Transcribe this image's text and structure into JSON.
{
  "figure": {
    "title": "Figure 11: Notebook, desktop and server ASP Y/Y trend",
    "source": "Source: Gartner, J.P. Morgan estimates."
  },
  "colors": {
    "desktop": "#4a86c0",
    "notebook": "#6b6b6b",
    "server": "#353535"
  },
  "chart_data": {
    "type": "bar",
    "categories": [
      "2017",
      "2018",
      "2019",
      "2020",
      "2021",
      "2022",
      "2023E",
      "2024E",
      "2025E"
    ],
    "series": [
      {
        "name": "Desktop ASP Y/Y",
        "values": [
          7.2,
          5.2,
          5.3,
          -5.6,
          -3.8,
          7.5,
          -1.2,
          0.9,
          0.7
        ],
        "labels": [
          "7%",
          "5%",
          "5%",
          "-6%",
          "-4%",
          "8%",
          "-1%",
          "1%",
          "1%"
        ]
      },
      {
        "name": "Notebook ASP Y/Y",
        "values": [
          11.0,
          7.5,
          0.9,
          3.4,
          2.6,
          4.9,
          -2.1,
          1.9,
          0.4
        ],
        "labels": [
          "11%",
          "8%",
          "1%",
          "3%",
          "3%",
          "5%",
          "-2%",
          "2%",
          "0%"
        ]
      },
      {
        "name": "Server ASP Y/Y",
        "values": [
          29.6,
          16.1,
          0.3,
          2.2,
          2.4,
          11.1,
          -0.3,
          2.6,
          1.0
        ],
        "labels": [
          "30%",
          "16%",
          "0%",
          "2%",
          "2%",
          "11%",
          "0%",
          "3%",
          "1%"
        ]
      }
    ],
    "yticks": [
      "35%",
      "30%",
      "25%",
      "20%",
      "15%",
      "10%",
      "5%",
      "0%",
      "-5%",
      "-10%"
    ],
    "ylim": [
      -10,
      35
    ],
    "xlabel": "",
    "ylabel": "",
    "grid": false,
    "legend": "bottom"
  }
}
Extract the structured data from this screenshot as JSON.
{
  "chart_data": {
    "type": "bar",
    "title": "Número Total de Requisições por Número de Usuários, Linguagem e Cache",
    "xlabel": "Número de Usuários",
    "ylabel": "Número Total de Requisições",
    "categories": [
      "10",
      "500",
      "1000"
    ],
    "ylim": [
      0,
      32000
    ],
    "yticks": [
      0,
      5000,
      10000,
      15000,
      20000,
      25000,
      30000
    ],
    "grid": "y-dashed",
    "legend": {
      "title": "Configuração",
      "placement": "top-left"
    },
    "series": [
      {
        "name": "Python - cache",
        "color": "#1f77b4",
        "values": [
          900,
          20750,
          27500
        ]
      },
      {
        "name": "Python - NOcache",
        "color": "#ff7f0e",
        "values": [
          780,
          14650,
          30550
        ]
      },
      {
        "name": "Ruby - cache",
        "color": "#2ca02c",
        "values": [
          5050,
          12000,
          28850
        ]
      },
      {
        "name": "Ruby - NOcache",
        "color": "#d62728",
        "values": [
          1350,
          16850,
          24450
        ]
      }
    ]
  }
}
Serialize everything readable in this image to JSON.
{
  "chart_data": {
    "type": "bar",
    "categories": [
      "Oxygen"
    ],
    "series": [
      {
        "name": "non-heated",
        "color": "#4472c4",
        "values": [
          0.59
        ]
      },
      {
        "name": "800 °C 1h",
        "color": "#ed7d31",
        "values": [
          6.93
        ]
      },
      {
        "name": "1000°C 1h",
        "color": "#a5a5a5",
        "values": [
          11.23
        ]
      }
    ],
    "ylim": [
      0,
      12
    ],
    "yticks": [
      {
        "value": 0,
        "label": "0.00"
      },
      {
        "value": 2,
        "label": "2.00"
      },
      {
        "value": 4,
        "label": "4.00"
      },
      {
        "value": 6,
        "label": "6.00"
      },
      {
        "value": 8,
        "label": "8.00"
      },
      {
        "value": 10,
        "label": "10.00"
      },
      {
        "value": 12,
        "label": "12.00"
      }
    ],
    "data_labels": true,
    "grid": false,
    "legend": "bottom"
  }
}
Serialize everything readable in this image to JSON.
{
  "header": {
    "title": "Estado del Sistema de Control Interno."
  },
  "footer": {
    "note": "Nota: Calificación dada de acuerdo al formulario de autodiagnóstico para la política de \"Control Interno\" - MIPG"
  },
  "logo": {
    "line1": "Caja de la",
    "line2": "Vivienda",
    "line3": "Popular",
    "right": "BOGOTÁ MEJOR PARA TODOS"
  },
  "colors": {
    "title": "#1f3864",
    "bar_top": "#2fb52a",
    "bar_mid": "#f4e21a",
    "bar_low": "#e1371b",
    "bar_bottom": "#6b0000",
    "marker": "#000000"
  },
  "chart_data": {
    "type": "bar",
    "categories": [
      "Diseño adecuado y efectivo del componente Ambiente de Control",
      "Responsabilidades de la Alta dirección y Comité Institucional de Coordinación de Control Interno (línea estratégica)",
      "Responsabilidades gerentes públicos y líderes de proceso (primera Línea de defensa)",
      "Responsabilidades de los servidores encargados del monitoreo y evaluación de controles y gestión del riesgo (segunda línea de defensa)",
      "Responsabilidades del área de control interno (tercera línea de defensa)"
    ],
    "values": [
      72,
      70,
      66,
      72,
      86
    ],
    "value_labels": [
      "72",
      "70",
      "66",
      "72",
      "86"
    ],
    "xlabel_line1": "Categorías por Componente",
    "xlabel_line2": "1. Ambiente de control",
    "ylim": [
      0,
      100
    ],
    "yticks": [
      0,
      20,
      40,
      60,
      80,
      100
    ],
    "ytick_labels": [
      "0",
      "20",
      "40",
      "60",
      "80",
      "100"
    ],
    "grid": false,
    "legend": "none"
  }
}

•••

Please reproduce each record precisely as written.

Transcribe this image's text and structure into JSON.
{
  "figure": {
    "title": "Figure 11: Notebook, desktop and server ASP Y/Y trend",
    "source": "Source: Gartner, J.P. Morgan estimates."
  },
  "colors": {
    "desktop": "#4a86c0",
    "notebook": "#6b6b6b",
    "server": "#353535"
  },
  "chart_data": {
    "type": "bar",
    "categories": [
      "2017",
      "2018",
      "2019",
      "2020",
      "2021",
      "2022",
      "2023E",
      "2024E",
      "2025E"
    ],
    "series": [
      {
        "name": "Desktop ASP Y/Y",
        "values": [
          7.2,
          5.2,
          5.3,
          -5.6,
          -3.8,
          7.5,
          -1.2,
          0.9,
          0.7
        ],
        "labels": [
          "7%",
          "5%",
          "5%",
          "-6%",
          "-4%",
          "8%",
          "-1%",
          "1%",
          "1%"
        ]
      },
      {
        "name": "Notebook ASP Y/Y",
        "values": [
          11.0,
          7.5,
          0.9,
          3.4,
          2.6,
          4.9,
          -2.1,
          1.9,
          0.4
        ],
        "labels": [
          "11%",
          "8%",
          "1%",
          "3%",
          "3%",
          "5%",
          "-2%",
          "2%",
          "0%"
        ]
      },
      {
        "name": "Server ASP Y/Y",
        "values": [
          29.6,
          16.1,
          0.3,
          2.2,
          2.4,
          11.1,
          -0.3,
          2.6,
          1.0
        ],
        "labels": [
          "30%",
          "16%",
          "0%",
          "2%",
          "2%",
          "11%",
          "0%",
          "3%",
          "1%"
        ]
      }
    ],
    "yticks": [
      "35%",
      "30%",
      "25%",
      "20%",
      "15%",
      "10%",
      "5%",
      "0%",
      "-5%",
      "-10%"
    ],
    "ylim": [
      -10,
      35
    ],
    "xlabel": "",
    "ylabel": "",
    "grid": false,
    "legend": "bottom"
  }
}
Extract the structured data from this screenshot as JSON.
{
  "chart_data": {
    "type": "bar",
    "title": "Número Total de Requisições por Número de Usuários, Linguagem e Cache",
    "xlabel": "Número de Usuários",
    "ylabel": "Número Total de Requisições",
    "categories": [
      "10",
      "500",
      "1000"
    ],
    "ylim": [
      0,
      32000
    ],
    "yticks": [
      0,
      5000,
      10000,
      15000,
      20000,
      25000,
      30000
    ],
    "grid": "y-dashed",
    "legend": {
      "title": "Configuração",
      "placement": "top-left"
    },
    "series": [
      {
        "name": "Python - cache",
        "color": "#1f77b4",
        "values": [
          900,
          20750,
          27500
        ]
      },
      {
        "name": "Python - NOcache",
        "color": "#ff7f0e",
        "values": [
          780,
          14650,
          30550
        ]
      },
      {
        "name": "Ruby - cache",
        "color": "#2ca02c",
        "values": [
          5050,
          12000,
          28850
        ]
      },
      {
        "name": "Ruby - NOcache",
        "color": "#d62728",
        "values": [
          1350,
          16850,
          24450
        ]
      }
    ]
  }
}
Serialize everything readable in this image to JSON.
{
  "chart_data": {
    "type": "bar",
    "categories": [
      "Oxygen"
    ],
    "series": [
      {
        "name": "non-heated",
        "color": "#4472c4",
        "values": [
          0.59
        ]
      },
      {
        "name": "800 °C 1h",
        "color": "#ed7d31",
        "values": [
          6.93
        ]
      },
      {
        "name": "1000°C 1h",
        "color": "#a5a5a5",
        "values": [
          11.23
        ]
      }
    ],
    "ylim": [
      0,
      12
    ],
    "yticks": [
      {
        "value": 0,
        "label": "0.00"
      },
      {
        "value": 2,
        "label": "2.00"
      },
      {
        "value": 4,
        "label": "4.00"
      },
      {
        "value": 6,
        "label": "6.00"
      },
      {
        "value": 8,
        "label": "8.00"
      },
      {
        "value": 10,
        "label": "10.00"
      },
      {
        "value": 12,
        "label": "12.00"
      }
    ],
    "data_labels": true,
    "grid": false,
    "legend": "bottom"
  }
}
Serialize everything readable in this image to JSON.
{
  "header": {
    "title": "Estado del Sistema de Control Interno."
  },
  "footer": {
    "note": "Nota: Calificación dada de acuerdo al formulario de autodiagnóstico para la política de \"Control Interno\" - MIPG"
  },
  "logo": {
    "line1": "Caja de la",
    "line2": "Vivienda",
    "line3": "Popular",
    "right": "BOGOTÁ MEJOR PARA TODOS"
  },
  "colors": {
    "title": "#1f3864",
    "bar_top": "#2fb52a",
    "bar_mid": "#f4e21a",
    "bar_low": "#e1371b",
    "bar_bottom": "#6b0000",
    "marker": "#000000"
  },
  "chart_data": {
    "type": "bar",
    "categories": [
      "Diseño adecuado y efectivo del componente Ambiente de Control",
      "Responsabilidades de la Alta dirección y Comité Institucional de Coordinación de Control Interno (línea estratégica)",
      "Responsabilidades gerentes públicos y líderes de proceso (primera Línea de defensa)",
      "Responsabilidades de los servidores encargados del monitoreo y evaluación de controles y gestión del riesgo (segunda línea de defensa)",
      "Responsabilidades del área de control interno (tercera línea de defensa)"
    ],
    "values": [
      72,
      70,
      66,
      72,
      86
    ],
    "value_labels": [
      "72",
      "70",
      "66",
      "72",
      "86"
    ],
    "xlabel_line1": "Categorías por Componente",
    "xlabel_line2": "1. Ambiente de control",
    "ylim": [
      0,
      100
    ],
    "yticks": [
      0,
      20,
      40,
      60,
      80,
      100
    ],
    "ytick_labels": [
      "0",
      "20",
      "40",
      "60",
      "80",
      "100"
    ],
    "grid": false,
    "legend": "none"
  }
}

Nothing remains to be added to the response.